Stated goal: Can you convert every line of the listing below into a numbered list, leaving out any blank lines?

** START **

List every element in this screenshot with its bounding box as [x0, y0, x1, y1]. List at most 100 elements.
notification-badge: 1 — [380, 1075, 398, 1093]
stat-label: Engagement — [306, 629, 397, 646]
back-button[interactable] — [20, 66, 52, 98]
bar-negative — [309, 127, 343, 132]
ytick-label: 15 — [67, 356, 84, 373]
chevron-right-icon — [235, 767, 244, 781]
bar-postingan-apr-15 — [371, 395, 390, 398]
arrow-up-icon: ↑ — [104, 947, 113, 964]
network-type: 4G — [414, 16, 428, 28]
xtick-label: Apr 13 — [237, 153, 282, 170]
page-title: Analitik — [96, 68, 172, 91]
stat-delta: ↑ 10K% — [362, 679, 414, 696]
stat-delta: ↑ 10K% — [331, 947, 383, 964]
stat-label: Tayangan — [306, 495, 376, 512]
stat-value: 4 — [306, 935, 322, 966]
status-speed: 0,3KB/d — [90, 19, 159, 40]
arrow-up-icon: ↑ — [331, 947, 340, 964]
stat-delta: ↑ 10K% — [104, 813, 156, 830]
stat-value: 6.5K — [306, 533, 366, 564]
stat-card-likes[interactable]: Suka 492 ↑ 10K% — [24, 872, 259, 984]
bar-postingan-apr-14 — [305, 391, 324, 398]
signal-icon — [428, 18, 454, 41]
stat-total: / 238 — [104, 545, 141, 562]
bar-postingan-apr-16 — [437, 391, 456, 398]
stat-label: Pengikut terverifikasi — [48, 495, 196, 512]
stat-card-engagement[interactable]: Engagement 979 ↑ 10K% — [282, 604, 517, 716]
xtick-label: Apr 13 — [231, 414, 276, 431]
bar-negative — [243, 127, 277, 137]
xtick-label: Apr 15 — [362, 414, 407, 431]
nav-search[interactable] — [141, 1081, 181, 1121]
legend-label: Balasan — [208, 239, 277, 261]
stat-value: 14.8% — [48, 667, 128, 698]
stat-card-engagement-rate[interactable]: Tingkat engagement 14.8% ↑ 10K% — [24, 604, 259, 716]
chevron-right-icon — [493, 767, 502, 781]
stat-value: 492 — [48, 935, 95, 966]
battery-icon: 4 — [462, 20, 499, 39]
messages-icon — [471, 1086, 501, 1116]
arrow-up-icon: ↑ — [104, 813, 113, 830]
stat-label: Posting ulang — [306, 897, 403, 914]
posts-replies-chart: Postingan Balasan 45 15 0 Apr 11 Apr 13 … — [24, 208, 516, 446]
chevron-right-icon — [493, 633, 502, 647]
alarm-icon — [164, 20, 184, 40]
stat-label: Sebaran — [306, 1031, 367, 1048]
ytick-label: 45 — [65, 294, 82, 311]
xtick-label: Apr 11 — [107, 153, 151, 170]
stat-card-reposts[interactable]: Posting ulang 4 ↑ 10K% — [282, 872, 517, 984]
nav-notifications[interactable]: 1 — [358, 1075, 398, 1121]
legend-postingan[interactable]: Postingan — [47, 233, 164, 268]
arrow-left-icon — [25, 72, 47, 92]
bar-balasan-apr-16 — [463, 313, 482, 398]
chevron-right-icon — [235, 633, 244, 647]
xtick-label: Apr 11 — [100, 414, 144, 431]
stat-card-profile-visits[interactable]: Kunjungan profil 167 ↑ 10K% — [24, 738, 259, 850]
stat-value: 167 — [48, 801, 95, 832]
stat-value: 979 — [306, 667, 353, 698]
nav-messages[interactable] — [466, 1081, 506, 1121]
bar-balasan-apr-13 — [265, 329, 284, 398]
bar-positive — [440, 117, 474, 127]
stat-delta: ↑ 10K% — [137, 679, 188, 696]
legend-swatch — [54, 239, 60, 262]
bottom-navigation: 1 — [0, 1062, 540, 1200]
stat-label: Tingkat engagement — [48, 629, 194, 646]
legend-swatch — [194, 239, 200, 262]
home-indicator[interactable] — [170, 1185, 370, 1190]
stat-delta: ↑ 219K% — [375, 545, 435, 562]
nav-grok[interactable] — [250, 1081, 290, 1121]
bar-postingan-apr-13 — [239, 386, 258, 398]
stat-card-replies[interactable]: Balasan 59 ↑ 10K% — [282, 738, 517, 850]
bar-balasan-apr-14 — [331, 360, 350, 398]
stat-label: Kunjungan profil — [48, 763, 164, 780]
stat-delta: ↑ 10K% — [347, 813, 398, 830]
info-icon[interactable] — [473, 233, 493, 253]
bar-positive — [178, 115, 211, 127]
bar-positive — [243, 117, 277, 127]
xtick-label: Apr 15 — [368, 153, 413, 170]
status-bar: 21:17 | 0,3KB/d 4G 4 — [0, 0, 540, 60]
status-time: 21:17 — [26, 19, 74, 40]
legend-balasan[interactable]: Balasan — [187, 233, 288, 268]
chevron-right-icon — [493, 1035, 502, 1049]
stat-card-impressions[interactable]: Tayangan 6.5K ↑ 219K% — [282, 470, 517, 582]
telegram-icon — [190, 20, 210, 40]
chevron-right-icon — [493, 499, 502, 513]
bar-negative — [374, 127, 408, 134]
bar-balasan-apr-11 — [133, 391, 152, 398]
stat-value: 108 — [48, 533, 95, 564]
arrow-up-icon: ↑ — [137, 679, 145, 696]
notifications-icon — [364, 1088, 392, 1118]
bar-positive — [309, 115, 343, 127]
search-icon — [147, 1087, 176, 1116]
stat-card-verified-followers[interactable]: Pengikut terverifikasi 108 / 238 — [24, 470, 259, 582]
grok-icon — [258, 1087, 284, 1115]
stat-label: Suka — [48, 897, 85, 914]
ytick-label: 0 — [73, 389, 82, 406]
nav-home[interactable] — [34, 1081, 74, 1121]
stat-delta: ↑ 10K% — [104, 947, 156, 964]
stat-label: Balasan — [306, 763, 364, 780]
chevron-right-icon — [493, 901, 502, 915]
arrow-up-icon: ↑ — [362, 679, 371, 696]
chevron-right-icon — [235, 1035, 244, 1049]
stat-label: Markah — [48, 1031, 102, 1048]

** END **

Task response:
1. List every element in this screenshot with its bounding box as [x0, y0, x1, y1]. List at most 100 elements.
2. notification-badge: 1 — [380, 1075, 398, 1093]
3. stat-label: Engagement — [306, 629, 397, 646]
4. back-button[interactable] — [20, 66, 52, 98]
5. bar-negative — [309, 127, 343, 132]
6. ytick-label: 15 — [67, 356, 84, 373]
7. chevron-right-icon — [235, 767, 244, 781]
8. bar-postingan-apr-15 — [371, 395, 390, 398]
9. arrow-up-icon: ↑ — [104, 947, 113, 964]
10. network-type: 4G — [414, 16, 428, 28]
11. xtick-label: Apr 13 — [237, 153, 282, 170]
12. page-title: Analitik — [96, 68, 172, 91]
13. stat-delta: ↑ 10K% — [362, 679, 414, 696]
14. stat-delta: ↑ 10K% — [331, 947, 383, 964]
15. stat-label: Tayangan — [306, 495, 376, 512]
16. stat-value: 4 — [306, 935, 322, 966]
17. status-speed: 0,3KB/d — [90, 19, 159, 40]
18. arrow-up-icon: ↑ — [331, 947, 340, 964]
19. stat-delta: ↑ 10K% — [104, 813, 156, 830]
20. stat-value: 6.5K — [306, 533, 366, 564]
21. stat-card-likes[interactable]: Suka 492 ↑ 10K% — [24, 872, 259, 984]
22. bar-postingan-apr-14 — [305, 391, 324, 398]
23. signal-icon — [428, 18, 454, 41]
24. stat-total: / 238 — [104, 545, 141, 562]
25. bar-postingan-apr-16 — [437, 391, 456, 398]
26. stat-label: Pengikut terverifikasi — [48, 495, 196, 512]
27. stat-card-engagement[interactable]: Engagement 979 ↑ 10K% — [282, 604, 517, 716]
28. xtick-label: Apr 13 — [231, 414, 276, 431]
29. bar-negative — [243, 127, 277, 137]
30. xtick-label: Apr 15 — [362, 414, 407, 431]
31. nav-search[interactable] — [141, 1081, 181, 1121]
32. legend-label: Balasan — [208, 239, 277, 261]
33. stat-value: 14.8% — [48, 667, 128, 698]
34. stat-card-engagement-rate[interactable]: Tingkat engagement 14.8% ↑ 10K% — [24, 604, 259, 716]
35. chevron-right-icon — [493, 767, 502, 781]
36. stat-value: 492 — [48, 935, 95, 966]
37. battery-icon: 4 — [462, 20, 499, 39]
38. messages-icon — [471, 1086, 501, 1116]
39. arrow-up-icon: ↑ — [104, 813, 113, 830]
40. stat-label: Posting ulang — [306, 897, 403, 914]
41. posts-replies-chart: Postingan Balasan 45 15 0 Apr 11 Apr 13 … — [24, 208, 516, 446]
42. chevron-right-icon — [493, 633, 502, 647]
43. alarm-icon — [164, 20, 184, 40]
44. stat-label: Sebaran — [306, 1031, 367, 1048]
45. ytick-label: 45 — [65, 294, 82, 311]
46. xtick-label: Apr 11 — [107, 153, 151, 170]
47. stat-card-reposts[interactable]: Posting ulang 4 ↑ 10K% — [282, 872, 517, 984]
48. nav-notifications[interactable]: 1 — [358, 1075, 398, 1121]
49. legend-postingan[interactable]: Postingan — [47, 233, 164, 268]
50. arrow-left-icon — [25, 72, 47, 92]
51. bar-balasan-apr-16 — [463, 313, 482, 398]
52. chevron-right-icon — [235, 633, 244, 647]
53. xtick-label: Apr 11 — [100, 414, 144, 431]
54. stat-card-profile-visits[interactable]: Kunjungan profil 167 ↑ 10K% — [24, 738, 259, 850]
55. stat-value: 167 — [48, 801, 95, 832]
56. stat-value: 979 — [306, 667, 353, 698]
57. nav-messages[interactable] — [466, 1081, 506, 1121]
58. bar-balasan-apr-13 — [265, 329, 284, 398]
59. bar-positive — [440, 117, 474, 127]
60. stat-delta: ↑ 10K% — [137, 679, 188, 696]
61. legend-swatch — [54, 239, 60, 262]
62. bottom-navigation: 1 — [0, 1062, 540, 1200]
63. stat-label: Tingkat engagement — [48, 629, 194, 646]
64. legend-swatch — [194, 239, 200, 262]
65. home-indicator[interactable] — [170, 1185, 370, 1190]
66. stat-delta: ↑ 219K% — [375, 545, 435, 562]
67. nav-grok[interactable] — [250, 1081, 290, 1121]
68. bar-postingan-apr-13 — [239, 386, 258, 398]
69. stat-card-replies[interactable]: Balasan 59 ↑ 10K% — [282, 738, 517, 850]
70. bar-balasan-apr-14 — [331, 360, 350, 398]
71. stat-label: Kunjungan profil — [48, 763, 164, 780]
72. stat-delta: ↑ 10K% — [347, 813, 398, 830]
73. info-icon[interactable] — [473, 233, 493, 253]
74. bar-positive — [178, 115, 211, 127]
75. bar-positive — [243, 117, 277, 127]
76. xtick-label: Apr 15 — [368, 153, 413, 170]
77. status-bar: 21:17 | 0,3KB/d 4G 4 — [0, 0, 540, 60]
78. status-time: 21:17 — [26, 19, 74, 40]
79. legend-balasan[interactable]: Balasan — [187, 233, 288, 268]
80. chevron-right-icon — [493, 1035, 502, 1049]
81. stat-card-impressions[interactable]: Tayangan 6.5K ↑ 219K% — [282, 470, 517, 582]
82. telegram-icon — [190, 20, 210, 40]
83. chevron-right-icon — [493, 499, 502, 513]
84. bar-negative — [374, 127, 408, 134]
85. bar-balasan-apr-11 — [133, 391, 152, 398]
86. stat-value: 108 — [48, 533, 95, 564]
87. arrow-up-icon: ↑ — [137, 679, 145, 696]
88. notifications-icon — [364, 1088, 392, 1118]
89. bar-positive — [309, 115, 343, 127]
90. search-icon — [147, 1087, 176, 1116]
91. stat-card-verified-followers[interactable]: Pengikut terverifikasi 108 / 238 — [24, 470, 259, 582]
92. grok-icon — [258, 1087, 284, 1115]
93. stat-label: Suka — [48, 897, 85, 914]
94. ytick-label: 0 — [73, 389, 82, 406]
95. nav-home[interactable] — [34, 1081, 74, 1121]
96. stat-delta: ↑ 10K% — [104, 947, 156, 964]
97. stat-label: Balasan — [306, 763, 364, 780]
98. chevron-right-icon — [493, 901, 502, 915]
99. arrow-up-icon: ↑ — [362, 679, 371, 696]
100. chevron-right-icon — [235, 1035, 244, 1049]
101. stat-label: Markah — [48, 1031, 102, 1048]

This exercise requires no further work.